Written task: Scan the records for the string "النطاق"; copy each line where it occurs.

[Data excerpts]
* begin *
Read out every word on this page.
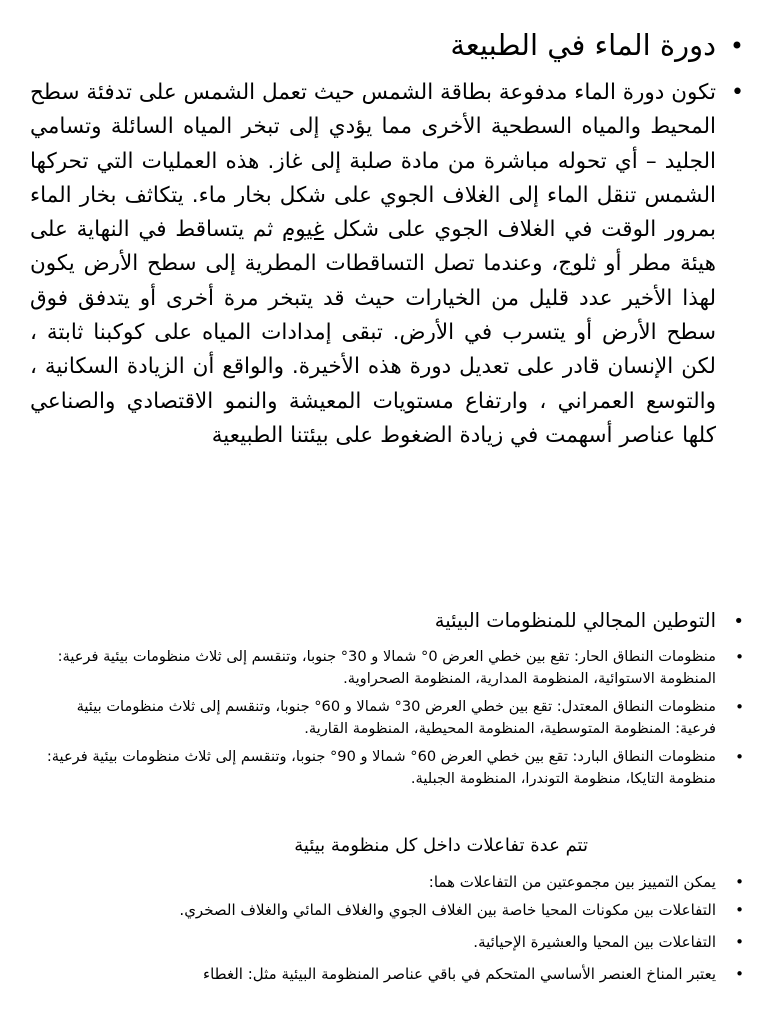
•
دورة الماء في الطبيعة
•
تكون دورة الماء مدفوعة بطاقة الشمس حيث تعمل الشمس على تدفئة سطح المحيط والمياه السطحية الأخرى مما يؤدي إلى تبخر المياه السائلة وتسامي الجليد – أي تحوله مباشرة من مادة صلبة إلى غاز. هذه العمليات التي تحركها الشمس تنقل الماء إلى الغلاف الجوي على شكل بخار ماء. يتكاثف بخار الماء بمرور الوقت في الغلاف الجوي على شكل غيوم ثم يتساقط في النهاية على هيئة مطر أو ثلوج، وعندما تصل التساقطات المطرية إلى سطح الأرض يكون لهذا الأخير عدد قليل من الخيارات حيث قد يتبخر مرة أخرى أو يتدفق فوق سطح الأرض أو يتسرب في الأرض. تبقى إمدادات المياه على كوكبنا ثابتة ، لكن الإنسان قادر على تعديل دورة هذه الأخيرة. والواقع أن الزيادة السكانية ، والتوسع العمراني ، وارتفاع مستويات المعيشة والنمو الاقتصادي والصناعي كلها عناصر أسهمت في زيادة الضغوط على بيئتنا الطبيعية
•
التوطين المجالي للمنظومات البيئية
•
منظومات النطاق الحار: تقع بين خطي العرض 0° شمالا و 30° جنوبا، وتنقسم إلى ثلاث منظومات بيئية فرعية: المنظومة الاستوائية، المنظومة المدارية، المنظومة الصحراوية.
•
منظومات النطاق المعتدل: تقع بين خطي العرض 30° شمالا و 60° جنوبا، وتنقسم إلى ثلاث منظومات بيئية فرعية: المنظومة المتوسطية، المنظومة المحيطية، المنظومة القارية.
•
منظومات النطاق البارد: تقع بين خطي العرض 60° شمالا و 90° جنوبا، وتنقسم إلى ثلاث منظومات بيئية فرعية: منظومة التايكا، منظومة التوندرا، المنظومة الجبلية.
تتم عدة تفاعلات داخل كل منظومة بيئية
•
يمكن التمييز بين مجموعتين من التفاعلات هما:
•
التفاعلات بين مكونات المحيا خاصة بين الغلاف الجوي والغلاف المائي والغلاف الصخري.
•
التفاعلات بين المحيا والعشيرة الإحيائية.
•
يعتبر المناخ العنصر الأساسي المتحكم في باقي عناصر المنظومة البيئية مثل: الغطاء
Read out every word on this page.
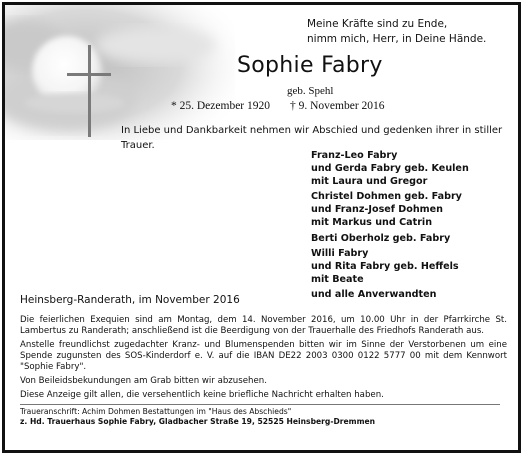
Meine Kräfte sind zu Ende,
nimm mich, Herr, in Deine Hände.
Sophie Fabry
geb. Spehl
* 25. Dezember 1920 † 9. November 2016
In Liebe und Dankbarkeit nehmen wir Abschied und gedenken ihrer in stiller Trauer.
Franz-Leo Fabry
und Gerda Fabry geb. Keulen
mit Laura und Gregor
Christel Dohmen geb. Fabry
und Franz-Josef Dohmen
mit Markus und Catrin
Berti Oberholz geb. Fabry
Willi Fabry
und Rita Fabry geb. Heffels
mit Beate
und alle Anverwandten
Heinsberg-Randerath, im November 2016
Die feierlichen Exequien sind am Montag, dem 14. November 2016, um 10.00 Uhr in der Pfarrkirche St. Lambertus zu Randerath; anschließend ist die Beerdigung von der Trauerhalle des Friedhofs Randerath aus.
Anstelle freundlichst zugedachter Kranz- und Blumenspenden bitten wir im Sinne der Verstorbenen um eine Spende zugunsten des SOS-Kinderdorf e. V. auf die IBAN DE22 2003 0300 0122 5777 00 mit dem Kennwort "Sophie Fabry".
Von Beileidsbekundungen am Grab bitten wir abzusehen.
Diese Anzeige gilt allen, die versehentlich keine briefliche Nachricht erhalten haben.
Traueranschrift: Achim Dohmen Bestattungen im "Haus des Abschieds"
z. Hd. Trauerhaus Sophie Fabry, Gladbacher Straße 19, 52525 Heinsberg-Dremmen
* end *
* begin *
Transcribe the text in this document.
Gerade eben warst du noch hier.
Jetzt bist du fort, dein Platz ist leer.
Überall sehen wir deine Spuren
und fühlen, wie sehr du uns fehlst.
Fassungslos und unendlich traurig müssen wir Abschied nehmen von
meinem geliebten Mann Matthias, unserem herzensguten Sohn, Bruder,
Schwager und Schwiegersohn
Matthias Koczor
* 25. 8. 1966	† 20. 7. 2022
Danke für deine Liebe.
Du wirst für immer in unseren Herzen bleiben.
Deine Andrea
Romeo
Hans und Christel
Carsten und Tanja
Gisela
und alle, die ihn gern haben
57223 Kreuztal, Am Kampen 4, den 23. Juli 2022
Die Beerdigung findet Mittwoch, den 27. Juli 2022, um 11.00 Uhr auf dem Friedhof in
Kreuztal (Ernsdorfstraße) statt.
* end *
* begin *
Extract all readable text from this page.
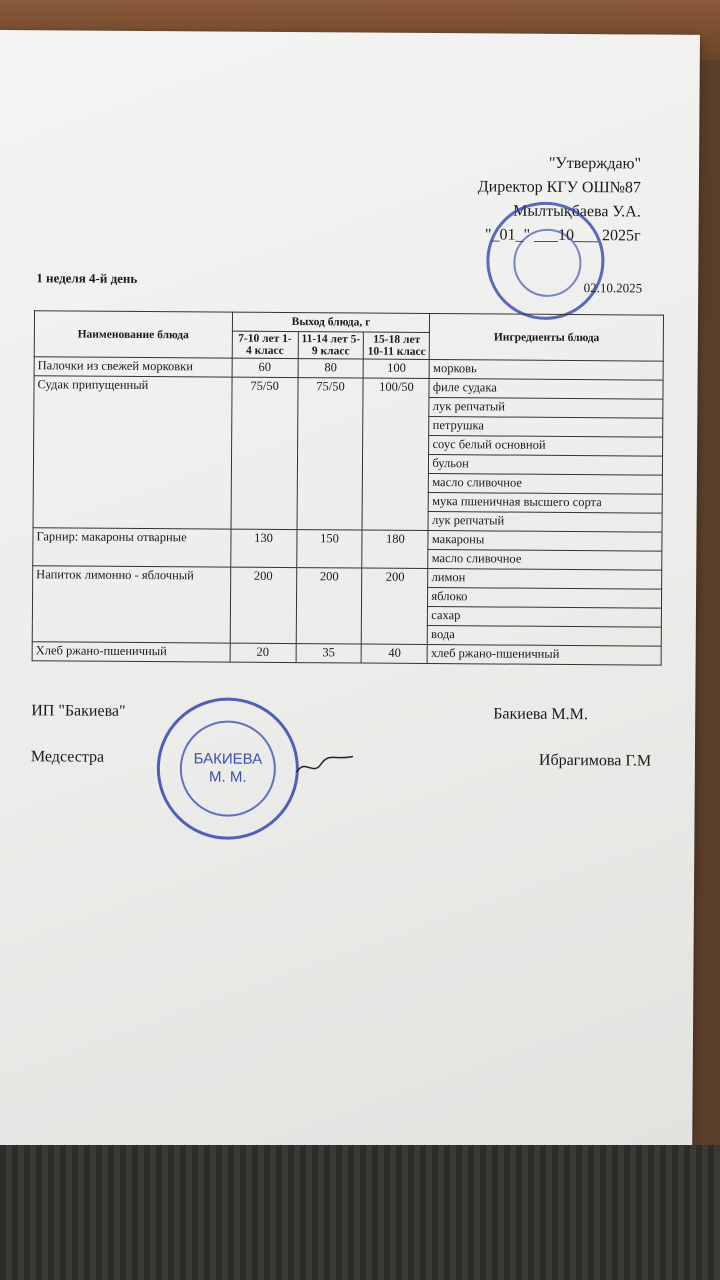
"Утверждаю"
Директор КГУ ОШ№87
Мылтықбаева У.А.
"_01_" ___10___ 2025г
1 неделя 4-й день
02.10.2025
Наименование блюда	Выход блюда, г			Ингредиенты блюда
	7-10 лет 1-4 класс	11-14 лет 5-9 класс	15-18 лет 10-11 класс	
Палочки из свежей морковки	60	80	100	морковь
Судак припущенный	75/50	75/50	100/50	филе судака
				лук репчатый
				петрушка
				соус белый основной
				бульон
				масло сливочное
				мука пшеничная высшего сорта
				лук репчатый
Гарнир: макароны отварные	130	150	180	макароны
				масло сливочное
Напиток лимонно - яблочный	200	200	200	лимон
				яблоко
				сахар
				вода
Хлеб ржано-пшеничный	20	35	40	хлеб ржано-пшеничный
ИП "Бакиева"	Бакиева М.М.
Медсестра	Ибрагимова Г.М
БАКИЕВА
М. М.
* end *
Worked solution:
منظومات النطاق الحار: تقع بين خطي العرض 0° شمالا و 30° جنوبا، وتنقسم إلى ثلاث منظومات بيئية فرعية: المنظومة الاستوائية، المنظومة المدارية، المنظومة الصحراوية.
منظومات النطاق المعتدل: تقع بين خطي العرض 30° شمالا و 60° جنوبا، وتنقسم إلى ثلاث منظومات بيئية فرعية: المنظومة المتوسطية، المنظومة المحيطية، المنظومة القارية.
منظومات النطاق البارد: تقع بين خطي العرض 60° شمالا و 90° جنوبا، وتنقسم إلى ثلاث منظومات بيئية فرعية: منظومة التايكا، منظومة التوندرا، المنظومة الجبلية.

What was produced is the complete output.